### WHAT IS ASKED
In the entries that follow, find the word "approaching" and report each line it is on.

### RAW DATA
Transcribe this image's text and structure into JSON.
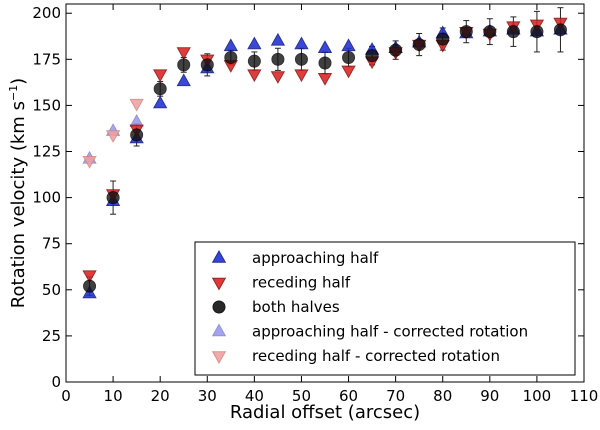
{
  "chart_data": {
    "type": "scatter",
    "title": "",
    "xlabel": "Radial offset (arcsec)",
    "ylabel_main": "Rotation velocity (km s",
    "ylabel_sup": "−1",
    "ylabel_close": ")",
    "xlim": [
      0,
      110
    ],
    "ylim": [
      0,
      205
    ],
    "xticks": [
      0,
      10,
      20,
      30,
      40,
      50,
      60,
      70,
      80,
      90,
      100,
      110
    ],
    "yticks": [
      0,
      25,
      50,
      75,
      100,
      125,
      150,
      175,
      200
    ],
    "grid": false,
    "legend_position": "lower-right",
    "series": [
      {
        "name": "approaching half - corrected rotation",
        "marker": "triangle-up",
        "color": "#9a9aee",
        "stroke": "#8888cc",
        "x": [
          5,
          10,
          15
        ],
        "y": [
          121,
          136,
          141
        ]
      },
      {
        "name": "receding half - corrected rotation",
        "marker": "triangle-down",
        "color": "#f0a0a0",
        "stroke": "#d08888",
        "x": [
          5,
          10,
          15
        ],
        "y": [
          120,
          134,
          151
        ]
      },
      {
        "name": "approaching half",
        "marker": "triangle-up",
        "color": "#1f2fd6",
        "stroke": "#101880",
        "x": [
          5,
          10,
          15,
          20,
          25,
          30,
          35,
          40,
          45,
          50,
          55,
          60,
          65,
          70,
          75,
          80,
          85,
          90,
          95,
          100,
          105
        ],
        "y": [
          48,
          98,
          132,
          151,
          163,
          170,
          182,
          183,
          185,
          183,
          181,
          182,
          180,
          181,
          184,
          189,
          189,
          190,
          191,
          190,
          191
        ]
      },
      {
        "name": "receding half",
        "marker": "triangle-down",
        "color": "#dd2222",
        "stroke": "#881111",
        "x": [
          5,
          10,
          15,
          20,
          25,
          30,
          35,
          40,
          45,
          50,
          55,
          60,
          65,
          70,
          75,
          80,
          85,
          90,
          95,
          100,
          105
        ],
        "y": [
          58,
          102,
          137,
          167,
          179,
          175,
          172,
          167,
          166,
          167,
          165,
          169,
          174,
          179,
          183,
          183,
          190,
          189,
          193,
          194,
          195
        ]
      },
      {
        "name": "both halves",
        "marker": "circle",
        "color": "#111111",
        "stroke": "#000000",
        "x": [
          5,
          10,
          15,
          20,
          25,
          30,
          35,
          40,
          45,
          50,
          55,
          60,
          65,
          70,
          75,
          80,
          85,
          90,
          95,
          100,
          105
        ],
        "y": [
          52,
          100,
          134,
          159,
          172,
          172,
          176,
          174,
          175,
          175,
          173,
          176,
          177,
          180,
          183,
          186,
          190,
          190,
          190,
          190,
          191
        ],
        "err": [
          5,
          9,
          6,
          4,
          4,
          6,
          4,
          5,
          6,
          6,
          6,
          5,
          5,
          5,
          6,
          6,
          6,
          7,
          8,
          11,
          12
        ]
      }
    ],
    "legend": [
      {
        "label": "approaching half",
        "marker": "triangle-up",
        "color": "#1f2fd6",
        "stroke": "#101880"
      },
      {
        "label": "receding half",
        "marker": "triangle-down",
        "color": "#dd2222",
        "stroke": "#881111"
      },
      {
        "label": "both halves",
        "marker": "circle",
        "color": "#111111",
        "stroke": "#000000"
      },
      {
        "label": "approaching half - corrected rotation",
        "marker": "triangle-up",
        "color": "#9a9aee",
        "stroke": "#8888cc"
      },
      {
        "label": "receding half - corrected rotation",
        "marker": "triangle-down",
        "color": "#f0a0a0",
        "stroke": "#d08888"
      }
    ]
  }
}
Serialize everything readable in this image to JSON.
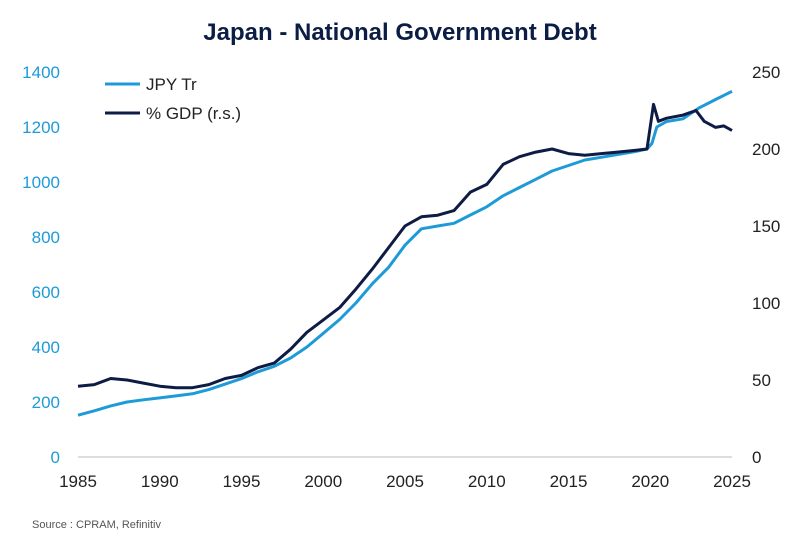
{
  "chart_data": {
    "type": "line",
    "title": "Japan - National Government Debt",
    "source": "Source : CPRAM, Refinitiv",
    "xlim": [
      1985,
      2025
    ],
    "x_ticks": [
      "1985",
      "1990",
      "1995",
      "2000",
      "2005",
      "2010",
      "2015",
      "2020",
      "2025"
    ],
    "y_left": {
      "lim": [
        0,
        1400
      ],
      "ticks": [
        "0",
        "200",
        "400",
        "600",
        "800",
        "1000",
        "1200",
        "1400"
      ]
    },
    "y_right": {
      "lim": [
        0,
        250
      ],
      "ticks": [
        "0",
        "50",
        "100",
        "150",
        "200",
        "250"
      ]
    },
    "grid": false,
    "legend_position": "top-left",
    "series": [
      {
        "name": "JPY Tr",
        "axis": "left",
        "color": "#1e9bd7",
        "x": [
          1985,
          1986,
          1987,
          1988,
          1989,
          1990,
          1991,
          1992,
          1993,
          1994,
          1995,
          1996,
          1997,
          1998,
          1999,
          2000,
          2001,
          2002,
          2003,
          2004,
          2005,
          2006,
          2007,
          2008,
          2009,
          2010,
          2011,
          2012,
          2013,
          2014,
          2015,
          2016,
          2017,
          2018,
          2019,
          2019.8,
          2020.1,
          2020.4,
          2021,
          2022,
          2023,
          2024,
          2025
        ],
        "y": [
          152,
          168,
          186,
          200,
          208,
          215,
          222,
          230,
          245,
          265,
          285,
          310,
          330,
          360,
          400,
          450,
          500,
          560,
          630,
          690,
          770,
          830,
          840,
          850,
          880,
          910,
          950,
          980,
          1010,
          1040,
          1060,
          1080,
          1090,
          1100,
          1110,
          1120,
          1140,
          1200,
          1220,
          1230,
          1270,
          1300,
          1330
        ]
      },
      {
        "name": "% GDP (r.s.)",
        "axis": "right",
        "color": "#0d1b45",
        "x": [
          1985,
          1986,
          1987,
          1988,
          1989,
          1990,
          1991,
          1992,
          1993,
          1994,
          1995,
          1996,
          1997,
          1998,
          1999,
          2000,
          2001,
          2002,
          2003,
          2004,
          2005,
          2006,
          2007,
          2008,
          2009,
          2010,
          2011,
          2012,
          2013,
          2014,
          2015,
          2016,
          2017,
          2018,
          2019,
          2019.8,
          2020.2,
          2020.5,
          2021,
          2022,
          2022.8,
          2023.3,
          2024,
          2024.5,
          2025
        ],
        "y": [
          46,
          47,
          51,
          50,
          48,
          46,
          45,
          45,
          47,
          51,
          53,
          58,
          61,
          70,
          81,
          89,
          97,
          109,
          122,
          136,
          150,
          156,
          157,
          160,
          172,
          177,
          190,
          195,
          198,
          200,
          197,
          196,
          197,
          198,
          199,
          200,
          229,
          218,
          220,
          222,
          225,
          218,
          214,
          215,
          212
        ]
      }
    ]
  }
}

### SOLUTION TO THIS EXERCISE
        "name": "approaching half - corrected rotation",
        "name": "approaching half",
        "label": "approaching half",
        "label": "approaching half - corrected rotation",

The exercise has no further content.